Your goal
Select the lines below containing the word "Details".

Collected data entries
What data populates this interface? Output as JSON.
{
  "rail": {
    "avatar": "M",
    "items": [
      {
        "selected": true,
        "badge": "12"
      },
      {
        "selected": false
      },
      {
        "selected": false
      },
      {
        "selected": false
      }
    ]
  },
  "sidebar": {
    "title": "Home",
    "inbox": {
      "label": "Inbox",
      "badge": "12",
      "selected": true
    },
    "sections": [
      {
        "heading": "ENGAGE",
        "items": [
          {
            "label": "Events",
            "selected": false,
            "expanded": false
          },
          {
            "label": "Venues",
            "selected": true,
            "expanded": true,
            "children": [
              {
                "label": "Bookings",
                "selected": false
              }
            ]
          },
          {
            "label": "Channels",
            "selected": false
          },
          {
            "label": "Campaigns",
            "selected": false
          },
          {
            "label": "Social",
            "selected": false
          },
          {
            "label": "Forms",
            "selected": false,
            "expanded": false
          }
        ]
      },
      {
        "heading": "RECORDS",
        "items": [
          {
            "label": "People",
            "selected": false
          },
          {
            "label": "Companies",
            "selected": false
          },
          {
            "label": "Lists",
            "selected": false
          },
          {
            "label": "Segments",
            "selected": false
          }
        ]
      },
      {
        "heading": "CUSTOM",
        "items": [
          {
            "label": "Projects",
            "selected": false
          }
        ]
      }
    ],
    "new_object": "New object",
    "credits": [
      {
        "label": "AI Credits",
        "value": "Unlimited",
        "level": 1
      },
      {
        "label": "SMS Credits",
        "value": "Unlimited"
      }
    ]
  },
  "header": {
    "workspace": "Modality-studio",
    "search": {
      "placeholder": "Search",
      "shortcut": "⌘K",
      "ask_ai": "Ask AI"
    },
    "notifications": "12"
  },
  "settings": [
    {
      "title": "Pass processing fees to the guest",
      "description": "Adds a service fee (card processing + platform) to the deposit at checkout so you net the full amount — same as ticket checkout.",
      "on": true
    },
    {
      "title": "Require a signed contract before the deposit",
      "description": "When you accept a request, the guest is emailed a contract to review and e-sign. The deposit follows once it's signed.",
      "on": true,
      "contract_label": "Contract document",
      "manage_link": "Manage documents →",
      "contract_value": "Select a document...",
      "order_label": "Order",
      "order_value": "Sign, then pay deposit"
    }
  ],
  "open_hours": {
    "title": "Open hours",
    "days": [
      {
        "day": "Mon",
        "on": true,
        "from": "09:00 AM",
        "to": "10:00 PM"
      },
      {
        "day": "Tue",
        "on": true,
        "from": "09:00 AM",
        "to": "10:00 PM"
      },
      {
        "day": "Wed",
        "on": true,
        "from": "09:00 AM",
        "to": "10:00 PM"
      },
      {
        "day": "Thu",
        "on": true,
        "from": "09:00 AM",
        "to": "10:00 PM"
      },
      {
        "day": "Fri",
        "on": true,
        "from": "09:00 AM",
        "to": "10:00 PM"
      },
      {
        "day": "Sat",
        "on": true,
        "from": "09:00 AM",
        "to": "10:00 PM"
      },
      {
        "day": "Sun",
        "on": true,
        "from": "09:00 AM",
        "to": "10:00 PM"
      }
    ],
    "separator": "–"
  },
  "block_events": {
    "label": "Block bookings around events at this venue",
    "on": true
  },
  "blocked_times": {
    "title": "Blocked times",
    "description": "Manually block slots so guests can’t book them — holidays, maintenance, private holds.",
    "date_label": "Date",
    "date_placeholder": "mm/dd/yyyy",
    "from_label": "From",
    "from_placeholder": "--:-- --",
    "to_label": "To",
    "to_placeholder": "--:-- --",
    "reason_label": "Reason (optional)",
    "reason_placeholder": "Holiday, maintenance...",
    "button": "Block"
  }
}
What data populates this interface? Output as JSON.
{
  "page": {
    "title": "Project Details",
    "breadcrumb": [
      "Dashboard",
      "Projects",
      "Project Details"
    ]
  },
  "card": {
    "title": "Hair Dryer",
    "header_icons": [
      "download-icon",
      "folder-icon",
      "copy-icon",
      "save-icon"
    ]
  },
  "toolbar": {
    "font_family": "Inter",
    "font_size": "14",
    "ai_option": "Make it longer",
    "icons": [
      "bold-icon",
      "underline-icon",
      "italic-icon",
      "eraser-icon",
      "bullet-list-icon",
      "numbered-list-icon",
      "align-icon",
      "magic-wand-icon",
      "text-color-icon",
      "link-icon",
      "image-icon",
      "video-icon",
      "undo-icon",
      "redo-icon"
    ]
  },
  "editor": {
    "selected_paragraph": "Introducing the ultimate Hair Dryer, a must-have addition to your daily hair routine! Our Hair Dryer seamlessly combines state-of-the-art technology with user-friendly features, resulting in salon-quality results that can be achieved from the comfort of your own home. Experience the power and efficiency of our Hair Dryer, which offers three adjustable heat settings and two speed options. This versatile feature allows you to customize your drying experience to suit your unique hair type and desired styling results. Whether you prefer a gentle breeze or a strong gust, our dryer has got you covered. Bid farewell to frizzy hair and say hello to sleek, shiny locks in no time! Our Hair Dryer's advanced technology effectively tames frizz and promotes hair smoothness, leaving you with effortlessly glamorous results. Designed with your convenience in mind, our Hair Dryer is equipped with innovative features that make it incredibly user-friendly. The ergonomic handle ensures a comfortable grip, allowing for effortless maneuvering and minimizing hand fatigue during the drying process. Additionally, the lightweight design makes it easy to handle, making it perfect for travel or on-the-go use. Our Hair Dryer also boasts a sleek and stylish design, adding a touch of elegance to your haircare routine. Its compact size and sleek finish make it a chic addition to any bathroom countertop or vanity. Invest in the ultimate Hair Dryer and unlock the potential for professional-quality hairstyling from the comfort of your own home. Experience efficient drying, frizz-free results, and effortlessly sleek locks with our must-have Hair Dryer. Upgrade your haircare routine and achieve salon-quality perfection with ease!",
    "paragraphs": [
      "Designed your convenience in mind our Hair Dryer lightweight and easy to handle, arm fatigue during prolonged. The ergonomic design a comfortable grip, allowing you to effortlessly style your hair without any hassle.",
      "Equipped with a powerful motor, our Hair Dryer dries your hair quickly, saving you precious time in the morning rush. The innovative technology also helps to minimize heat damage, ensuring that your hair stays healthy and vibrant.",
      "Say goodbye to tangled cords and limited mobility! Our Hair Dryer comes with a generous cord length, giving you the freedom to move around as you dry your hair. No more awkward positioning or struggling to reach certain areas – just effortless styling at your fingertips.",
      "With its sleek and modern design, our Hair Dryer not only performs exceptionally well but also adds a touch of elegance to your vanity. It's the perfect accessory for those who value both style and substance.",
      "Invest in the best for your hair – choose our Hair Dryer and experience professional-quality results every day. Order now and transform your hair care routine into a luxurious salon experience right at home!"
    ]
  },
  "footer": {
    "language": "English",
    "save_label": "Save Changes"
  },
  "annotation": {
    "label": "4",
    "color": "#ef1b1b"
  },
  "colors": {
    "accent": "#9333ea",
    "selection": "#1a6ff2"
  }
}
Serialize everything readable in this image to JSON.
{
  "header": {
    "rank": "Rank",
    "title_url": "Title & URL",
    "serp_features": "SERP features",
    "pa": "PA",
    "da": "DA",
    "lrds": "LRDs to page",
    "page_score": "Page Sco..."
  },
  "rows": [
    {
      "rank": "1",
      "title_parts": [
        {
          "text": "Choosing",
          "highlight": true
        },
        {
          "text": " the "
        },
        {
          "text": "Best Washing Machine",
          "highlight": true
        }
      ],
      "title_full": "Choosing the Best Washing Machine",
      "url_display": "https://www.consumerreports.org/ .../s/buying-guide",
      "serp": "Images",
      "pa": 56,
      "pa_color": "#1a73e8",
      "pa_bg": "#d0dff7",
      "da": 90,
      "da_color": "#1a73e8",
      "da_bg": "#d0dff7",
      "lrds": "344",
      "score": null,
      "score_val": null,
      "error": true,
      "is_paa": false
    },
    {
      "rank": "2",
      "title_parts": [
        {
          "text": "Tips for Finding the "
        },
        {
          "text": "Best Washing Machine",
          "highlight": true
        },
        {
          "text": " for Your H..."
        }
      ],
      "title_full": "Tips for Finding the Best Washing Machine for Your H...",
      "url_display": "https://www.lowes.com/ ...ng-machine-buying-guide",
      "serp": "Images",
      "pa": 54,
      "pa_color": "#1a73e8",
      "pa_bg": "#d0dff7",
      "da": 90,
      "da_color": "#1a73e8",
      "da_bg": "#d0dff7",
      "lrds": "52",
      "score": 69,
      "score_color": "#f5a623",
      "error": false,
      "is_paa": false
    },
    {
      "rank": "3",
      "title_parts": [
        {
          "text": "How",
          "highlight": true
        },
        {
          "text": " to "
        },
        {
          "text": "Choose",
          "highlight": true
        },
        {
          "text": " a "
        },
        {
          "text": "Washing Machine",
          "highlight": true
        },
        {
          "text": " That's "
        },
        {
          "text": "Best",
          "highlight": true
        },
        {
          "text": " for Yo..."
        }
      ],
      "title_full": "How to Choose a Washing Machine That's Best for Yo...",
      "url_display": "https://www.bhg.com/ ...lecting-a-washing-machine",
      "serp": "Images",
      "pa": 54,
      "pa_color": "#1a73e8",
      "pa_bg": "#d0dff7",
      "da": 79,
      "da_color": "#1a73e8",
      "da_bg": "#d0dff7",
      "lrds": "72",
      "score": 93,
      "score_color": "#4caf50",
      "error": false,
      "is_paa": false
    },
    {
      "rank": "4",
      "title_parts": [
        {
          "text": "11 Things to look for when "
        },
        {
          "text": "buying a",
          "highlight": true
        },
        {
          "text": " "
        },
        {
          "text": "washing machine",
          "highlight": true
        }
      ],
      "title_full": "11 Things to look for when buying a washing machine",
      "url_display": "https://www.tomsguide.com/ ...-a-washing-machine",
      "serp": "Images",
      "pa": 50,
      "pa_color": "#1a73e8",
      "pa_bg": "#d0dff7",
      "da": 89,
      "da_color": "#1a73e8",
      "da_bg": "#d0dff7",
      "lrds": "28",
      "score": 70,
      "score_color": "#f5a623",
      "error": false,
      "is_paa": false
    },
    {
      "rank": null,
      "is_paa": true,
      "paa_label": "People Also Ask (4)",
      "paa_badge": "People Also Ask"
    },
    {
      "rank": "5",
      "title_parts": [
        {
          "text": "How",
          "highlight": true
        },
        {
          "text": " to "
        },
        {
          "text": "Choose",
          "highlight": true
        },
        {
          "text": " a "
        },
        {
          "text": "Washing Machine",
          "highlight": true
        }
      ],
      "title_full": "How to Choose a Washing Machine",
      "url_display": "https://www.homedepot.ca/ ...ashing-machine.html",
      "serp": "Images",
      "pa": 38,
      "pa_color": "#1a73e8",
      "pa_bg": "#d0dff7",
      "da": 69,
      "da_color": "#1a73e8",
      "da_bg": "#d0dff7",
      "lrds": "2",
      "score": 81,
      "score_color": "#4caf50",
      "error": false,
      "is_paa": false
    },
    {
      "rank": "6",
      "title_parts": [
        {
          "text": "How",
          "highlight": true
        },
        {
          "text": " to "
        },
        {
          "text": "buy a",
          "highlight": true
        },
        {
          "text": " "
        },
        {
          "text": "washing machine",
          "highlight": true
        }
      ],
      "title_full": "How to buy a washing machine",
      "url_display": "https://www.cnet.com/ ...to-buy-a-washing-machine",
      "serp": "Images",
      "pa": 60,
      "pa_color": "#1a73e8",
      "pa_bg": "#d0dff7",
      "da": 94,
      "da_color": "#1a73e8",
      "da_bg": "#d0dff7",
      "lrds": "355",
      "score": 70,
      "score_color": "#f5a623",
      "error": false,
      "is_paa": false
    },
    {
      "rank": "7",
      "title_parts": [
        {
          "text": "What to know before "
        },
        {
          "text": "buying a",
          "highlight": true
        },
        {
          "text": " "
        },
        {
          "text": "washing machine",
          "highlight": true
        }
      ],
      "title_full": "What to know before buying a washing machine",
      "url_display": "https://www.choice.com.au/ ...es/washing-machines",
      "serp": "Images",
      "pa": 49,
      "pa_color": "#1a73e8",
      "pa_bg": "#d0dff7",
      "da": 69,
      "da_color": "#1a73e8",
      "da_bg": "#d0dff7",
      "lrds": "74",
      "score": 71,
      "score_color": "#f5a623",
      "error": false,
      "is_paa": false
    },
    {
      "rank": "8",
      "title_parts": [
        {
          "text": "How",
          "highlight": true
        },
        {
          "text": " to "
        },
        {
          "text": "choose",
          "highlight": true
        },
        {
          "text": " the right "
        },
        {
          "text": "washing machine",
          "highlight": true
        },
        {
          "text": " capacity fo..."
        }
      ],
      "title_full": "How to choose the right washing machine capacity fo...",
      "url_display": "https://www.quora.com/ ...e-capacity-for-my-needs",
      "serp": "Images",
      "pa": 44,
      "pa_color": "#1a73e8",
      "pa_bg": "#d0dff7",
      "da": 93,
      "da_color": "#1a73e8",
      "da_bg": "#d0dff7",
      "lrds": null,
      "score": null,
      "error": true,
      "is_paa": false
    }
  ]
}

Written solution
    "title": "Project Details",
      "Project Details"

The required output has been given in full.